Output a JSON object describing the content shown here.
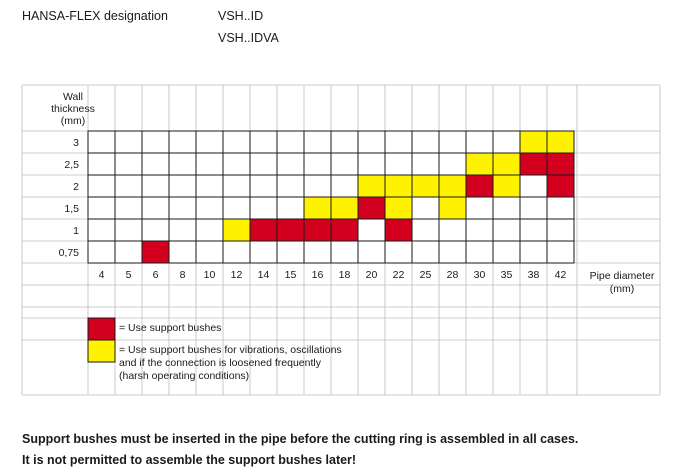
{
  "header": {
    "label": "HANSA-FLEX designation",
    "designations": [
      "VSH..ID",
      "VSH..IDVA"
    ]
  },
  "table": {
    "y_axis_label": [
      "Wall",
      "thickness",
      "(mm)"
    ],
    "x_axis_label": [
      "Pipe diameter",
      "(mm)"
    ],
    "wall_thickness": [
      "3",
      "2,5",
      "2",
      "1,5",
      "1",
      "0,75"
    ],
    "pipe_diameter": [
      "4",
      "5",
      "6",
      "8",
      "10",
      "12",
      "14",
      "15",
      "16",
      "18",
      "20",
      "22",
      "25",
      "28",
      "30",
      "35",
      "38",
      "42"
    ],
    "cell_codes": [
      "0000000000000000YY",
      "00000000000000YYRR",
      "0000000000YYYYRY0R",
      "00000000YYRY0Y0000",
      "00000YRRRR0R000000",
      "00R000000000000000"
    ]
  },
  "legend": [
    {
      "color": "#d2001e",
      "lines": [
        "= Use support bushes"
      ]
    },
    {
      "color": "#fff200",
      "lines": [
        "= Use support bushes for vibrations, oscillations",
        "and if the connection is loosened frequently",
        "(harsh operating conditions)"
      ]
    }
  ],
  "colors": {
    "red": "#d2001e",
    "yellow": "#fff200",
    "grid": "#bcbcbc",
    "cell_border": "#1a1a1a"
  },
  "notes": [
    "Support bushes must be inserted in the pipe before the cutting ring is assembled in all cases.",
    "It is not permitted to assemble the support bushes later!"
  ]
}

◇ ◇ ◇ ◇ ◇

Repeat verbatim all the material, but not the pictures.

→ **The response**:
Output a JSON object describing the content shown here.
{
  "header": {
    "label": "HANSA-FLEX designation",
    "designations": [
      "VSH..ID",
      "VSH..IDVA"
    ]
  },
  "table": {
    "y_axis_label": [
      "Wall",
      "thickness",
      "(mm)"
    ],
    "x_axis_label": [
      "Pipe diameter",
      "(mm)"
    ],
    "wall_thickness": [
      "3",
      "2,5",
      "2",
      "1,5",
      "1",
      "0,75"
    ],
    "pipe_diameter": [
      "4",
      "5",
      "6",
      "8",
      "10",
      "12",
      "14",
      "15",
      "16",
      "18",
      "20",
      "22",
      "25",
      "28",
      "30",
      "35",
      "38",
      "42"
    ],
    "cell_codes": [
      "0000000000000000YY",
      "00000000000000YYRR",
      "0000000000YYYYRY0R",
      "00000000YYRY0Y0000",
      "00000YRRRR0R000000",
      "00R000000000000000"
    ]
  },
  "legend": [
    {
      "color": "#d2001e",
      "lines": [
        "= Use support bushes"
      ]
    },
    {
      "color": "#fff200",
      "lines": [
        "= Use support bushes for vibrations, oscillations",
        "and if the connection is loosened frequently",
        "(harsh operating conditions)"
      ]
    }
  ],
  "colors": {
    "red": "#d2001e",
    "yellow": "#fff200",
    "grid": "#bcbcbc",
    "cell_border": "#1a1a1a"
  },
  "notes": [
    "Support bushes must be inserted in the pipe before the cutting ring is assembled in all cases.",
    "It is not permitted to assemble the support bushes later!"
  ]
}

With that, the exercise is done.